_Work to complete_
Return the complete listing that follows, with each line reproduced exactly.

_Entries provided_
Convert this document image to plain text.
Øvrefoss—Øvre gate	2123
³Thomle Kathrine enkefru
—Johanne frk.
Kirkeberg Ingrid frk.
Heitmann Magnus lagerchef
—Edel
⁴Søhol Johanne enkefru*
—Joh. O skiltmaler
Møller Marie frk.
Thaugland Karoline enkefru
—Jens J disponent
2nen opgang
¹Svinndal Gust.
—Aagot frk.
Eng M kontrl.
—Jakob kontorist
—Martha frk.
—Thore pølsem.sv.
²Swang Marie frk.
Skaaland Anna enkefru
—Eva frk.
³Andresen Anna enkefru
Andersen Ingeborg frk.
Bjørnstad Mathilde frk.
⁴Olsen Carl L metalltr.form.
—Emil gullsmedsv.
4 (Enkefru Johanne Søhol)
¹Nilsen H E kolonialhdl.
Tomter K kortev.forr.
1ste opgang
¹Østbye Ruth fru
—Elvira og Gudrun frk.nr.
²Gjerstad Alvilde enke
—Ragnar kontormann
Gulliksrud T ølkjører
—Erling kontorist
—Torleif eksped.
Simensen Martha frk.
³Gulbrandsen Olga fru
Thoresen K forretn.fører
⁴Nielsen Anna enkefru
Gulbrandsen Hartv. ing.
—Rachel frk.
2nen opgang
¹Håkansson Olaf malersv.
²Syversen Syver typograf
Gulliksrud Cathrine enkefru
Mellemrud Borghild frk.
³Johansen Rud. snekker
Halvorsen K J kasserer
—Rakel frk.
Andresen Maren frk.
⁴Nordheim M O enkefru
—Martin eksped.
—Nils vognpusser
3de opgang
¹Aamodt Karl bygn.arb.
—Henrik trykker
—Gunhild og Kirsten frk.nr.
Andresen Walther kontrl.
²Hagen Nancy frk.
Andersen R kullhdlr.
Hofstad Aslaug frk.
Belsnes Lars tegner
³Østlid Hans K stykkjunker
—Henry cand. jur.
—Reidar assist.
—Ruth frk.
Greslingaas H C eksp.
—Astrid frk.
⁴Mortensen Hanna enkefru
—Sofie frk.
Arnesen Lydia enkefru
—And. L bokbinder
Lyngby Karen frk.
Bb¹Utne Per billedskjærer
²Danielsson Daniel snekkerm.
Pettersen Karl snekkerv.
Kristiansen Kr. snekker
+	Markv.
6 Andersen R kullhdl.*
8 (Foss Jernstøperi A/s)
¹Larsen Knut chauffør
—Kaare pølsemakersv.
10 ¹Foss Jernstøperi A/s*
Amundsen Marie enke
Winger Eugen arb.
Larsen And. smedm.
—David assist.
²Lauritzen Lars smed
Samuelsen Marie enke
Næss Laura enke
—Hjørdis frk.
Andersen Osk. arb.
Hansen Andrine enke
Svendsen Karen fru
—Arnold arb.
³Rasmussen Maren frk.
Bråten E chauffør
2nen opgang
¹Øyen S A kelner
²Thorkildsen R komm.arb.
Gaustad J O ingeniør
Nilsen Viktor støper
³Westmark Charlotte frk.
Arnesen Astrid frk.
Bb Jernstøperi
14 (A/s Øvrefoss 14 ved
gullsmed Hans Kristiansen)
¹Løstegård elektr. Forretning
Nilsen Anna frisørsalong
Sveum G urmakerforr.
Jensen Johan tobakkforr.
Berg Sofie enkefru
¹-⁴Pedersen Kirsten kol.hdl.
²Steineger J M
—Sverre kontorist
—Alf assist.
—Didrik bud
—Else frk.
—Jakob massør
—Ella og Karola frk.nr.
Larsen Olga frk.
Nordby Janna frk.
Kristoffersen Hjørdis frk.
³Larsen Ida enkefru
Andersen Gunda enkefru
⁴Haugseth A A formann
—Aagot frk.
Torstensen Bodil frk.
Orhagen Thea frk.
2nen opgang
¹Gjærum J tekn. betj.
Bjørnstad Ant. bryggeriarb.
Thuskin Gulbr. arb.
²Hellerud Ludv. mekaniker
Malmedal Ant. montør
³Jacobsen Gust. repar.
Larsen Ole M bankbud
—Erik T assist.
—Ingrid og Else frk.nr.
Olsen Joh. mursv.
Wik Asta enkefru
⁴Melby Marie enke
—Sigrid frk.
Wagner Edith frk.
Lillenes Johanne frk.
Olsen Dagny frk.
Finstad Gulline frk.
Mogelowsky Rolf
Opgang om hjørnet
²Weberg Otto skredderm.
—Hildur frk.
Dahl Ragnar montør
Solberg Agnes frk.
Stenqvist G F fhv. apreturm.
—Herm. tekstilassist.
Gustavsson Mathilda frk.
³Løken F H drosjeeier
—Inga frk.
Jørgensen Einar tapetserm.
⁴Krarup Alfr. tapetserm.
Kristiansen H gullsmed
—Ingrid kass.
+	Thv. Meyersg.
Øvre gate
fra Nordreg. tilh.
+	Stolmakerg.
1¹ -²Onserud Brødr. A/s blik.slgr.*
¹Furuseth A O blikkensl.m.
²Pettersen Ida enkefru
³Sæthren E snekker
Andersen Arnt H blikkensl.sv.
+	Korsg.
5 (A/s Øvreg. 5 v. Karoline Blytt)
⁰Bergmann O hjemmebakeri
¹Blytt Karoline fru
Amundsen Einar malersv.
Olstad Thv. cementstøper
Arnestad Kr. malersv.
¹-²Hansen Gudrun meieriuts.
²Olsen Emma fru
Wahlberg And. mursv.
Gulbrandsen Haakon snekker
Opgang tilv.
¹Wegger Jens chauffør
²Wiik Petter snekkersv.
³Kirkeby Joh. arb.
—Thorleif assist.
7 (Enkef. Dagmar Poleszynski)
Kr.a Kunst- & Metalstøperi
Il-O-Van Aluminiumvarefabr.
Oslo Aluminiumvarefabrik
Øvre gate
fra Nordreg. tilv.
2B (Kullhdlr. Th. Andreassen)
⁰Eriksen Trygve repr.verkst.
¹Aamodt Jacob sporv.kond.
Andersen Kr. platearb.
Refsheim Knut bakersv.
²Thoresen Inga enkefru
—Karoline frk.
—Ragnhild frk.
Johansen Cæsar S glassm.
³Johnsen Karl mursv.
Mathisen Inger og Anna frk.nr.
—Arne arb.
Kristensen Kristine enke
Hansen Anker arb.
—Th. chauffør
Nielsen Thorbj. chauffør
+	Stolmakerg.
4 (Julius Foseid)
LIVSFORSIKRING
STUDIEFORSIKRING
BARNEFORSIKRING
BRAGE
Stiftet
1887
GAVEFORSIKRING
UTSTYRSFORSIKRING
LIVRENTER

_Task response_
Convert this document image to plain text.
Øvrefoss—Øvre gate	2123
³Thomle Kathrine enkefru
—Johanne frk.
Kirkeberg Ingrid frk.
Heitmann Magnus lagerchef
—Edel
⁴Søhol Johanne enkefru*
—Joh. O skiltmaler
Møller Marie frk.
Thaugland Karoline enkefru
—Jens J disponent
2nen opgang
¹Svinndal Gust.
—Aagot frk.
Eng M kontrl.
—Jakob kontorist
—Martha frk.
—Thore pølsem.sv.
²Swang Marie frk.
Skaaland Anna enkefru
—Eva frk.
³Andresen Anna enkefru
Andersen Ingeborg frk.
Bjørnstad Mathilde frk.
⁴Olsen Carl L metalltr.form.
—Emil gullsmedsv.
4 (Enkefru Johanne Søhol)
¹Nilsen H E kolonialhdl.
Tomter K kortev.forr.
1ste opgang
¹Østbye Ruth fru
—Elvira og Gudrun frk.nr.
²Gjerstad Alvilde enke
—Ragnar kontormann
Gulliksrud T ølkjører
—Erling kontorist
—Torleif eksped.
Simensen Martha frk.
³Gulbrandsen Olga fru
Thoresen K forretn.fører
⁴Nielsen Anna enkefru
Gulbrandsen Hartv. ing.
—Rachel frk.
2nen opgang
¹Håkansson Olaf malersv.
²Syversen Syver typograf
Gulliksrud Cathrine enkefru
Mellemrud Borghild frk.
³Johansen Rud. snekker
Halvorsen K J kasserer
—Rakel frk.
Andresen Maren frk.
⁴Nordheim M O enkefru
—Martin eksped.
—Nils vognpusser
3de opgang
¹Aamodt Karl bygn.arb.
—Henrik trykker
—Gunhild og Kirsten frk.nr.
Andresen Walther kontrl.
²Hagen Nancy frk.
Andersen R kullhdlr.
Hofstad Aslaug frk.
Belsnes Lars tegner
³Østlid Hans K stykkjunker
—Henry cand. jur.
—Reidar assist.
—Ruth frk.
Greslingaas H C eksp.
—Astrid frk.
⁴Mortensen Hanna enkefru
—Sofie frk.
Arnesen Lydia enkefru
—And. L bokbinder
Lyngby Karen frk.
Bb¹Utne Per billedskjærer
²Danielsson Daniel snekkerm.
Pettersen Karl snekkerv.
Kristiansen Kr. snekker
+	Markv.
6 Andersen R kullhdl.*
8 (Foss Jernstøperi A/s)
¹Larsen Knut chauffør
—Kaare pølsemakersv.
10 ¹Foss Jernstøperi A/s*
Amundsen Marie enke
Winger Eugen arb.
Larsen And. smedm.
—David assist.
²Lauritzen Lars smed
Samuelsen Marie enke
Næss Laura enke
—Hjørdis frk.
Andersen Osk. arb.
Hansen Andrine enke
Svendsen Karen fru
—Arnold arb.
³Rasmussen Maren frk.
Bråten E chauffør
2nen opgang
¹Øyen S A kelner
²Thorkildsen R komm.arb.
Gaustad J O ingeniør
Nilsen Viktor støper
³Westmark Charlotte frk.
Arnesen Astrid frk.
Bb Jernstøperi
14 (A/s Øvrefoss 14 ved
gullsmed Hans Kristiansen)
¹Løstegård elektr. Forretning
Nilsen Anna frisørsalong
Sveum G urmakerforr.
Jensen Johan tobakkforr.
Berg Sofie enkefru
¹-⁴Pedersen Kirsten kol.hdl.
²Steineger J M
—Sverre kontorist
—Alf assist.
—Didrik bud
—Else frk.
—Jakob massør
—Ella og Karola frk.nr.
Larsen Olga frk.
Nordby Janna frk.
Kristoffersen Hjørdis frk.
³Larsen Ida enkefru
Andersen Gunda enkefru
⁴Haugseth A A formann
—Aagot frk.
Torstensen Bodil frk.
Orhagen Thea frk.
2nen opgang
¹Gjærum J tekn. betj.
Bjørnstad Ant. bryggeriarb.
Thuskin Gulbr. arb.
²Hellerud Ludv. mekaniker
Malmedal Ant. montør
³Jacobsen Gust. repar.
Larsen Ole M bankbud
—Erik T assist.
—Ingrid og Else frk.nr.
Olsen Joh. mursv.
Wik Asta enkefru
⁴Melby Marie enke
—Sigrid frk.
Wagner Edith frk.
Lillenes Johanne frk.
Olsen Dagny frk.
Finstad Gulline frk.
Mogelowsky Rolf
Opgang om hjørnet
²Weberg Otto skredderm.
—Hildur frk.
Dahl Ragnar montør
Solberg Agnes frk.
Stenqvist G F fhv. apreturm.
—Herm. tekstilassist.
Gustavsson Mathilda frk.
³Løken F H drosjeeier
—Inga frk.
Jørgensen Einar tapetserm.
⁴Krarup Alfr. tapetserm.
Kristiansen H gullsmed
—Ingrid kass.
+	Thv. Meyersg.
Øvre gate
fra Nordreg. tilh.
+	Stolmakerg.
1¹ -²Onserud Brødr. A/s blik.slgr.*
¹Furuseth A O blikkensl.m.
²Pettersen Ida enkefru
³Sæthren E snekker
Andersen Arnt H blikkensl.sv.
+	Korsg.
5 (A/s Øvreg. 5 v. Karoline Blytt)
⁰Bergmann O hjemmebakeri
¹Blytt Karoline fru
Amundsen Einar malersv.
Olstad Thv. cementstøper
Arnestad Kr. malersv.
¹-²Hansen Gudrun meieriuts.
²Olsen Emma fru
Wahlberg And. mursv.
Gulbrandsen Haakon snekker
Opgang tilv.
¹Wegger Jens chauffør
²Wiik Petter snekkersv.
³Kirkeby Joh. arb.
—Thorleif assist.
7 (Enkef. Dagmar Poleszynski)
Kr.a Kunst- & Metalstøperi
Il-O-Van Aluminiumvarefabr.
Oslo Aluminiumvarefabrik
Øvre gate
fra Nordreg. tilv.
2B (Kullhdlr. Th. Andreassen)
⁰Eriksen Trygve repr.verkst.
¹Aamodt Jacob sporv.kond.
Andersen Kr. platearb.
Refsheim Knut bakersv.
²Thoresen Inga enkefru
—Karoline frk.
—Ragnhild frk.
Johansen Cæsar S glassm.
³Johnsen Karl mursv.
Mathisen Inger og Anna frk.nr.
—Arne arb.
Kristensen Kristine enke
Hansen Anker arb.
—Th. chauffør
Nielsen Thorbj. chauffør
+	Stolmakerg.
4 (Julius Foseid)
LIVSFORSIKRING
STUDIEFORSIKRING
BARNEFORSIKRING
BRAGE
Stiftet
1887
GAVEFORSIKRING
UTSTYRSFORSIKRING
LIVRENTER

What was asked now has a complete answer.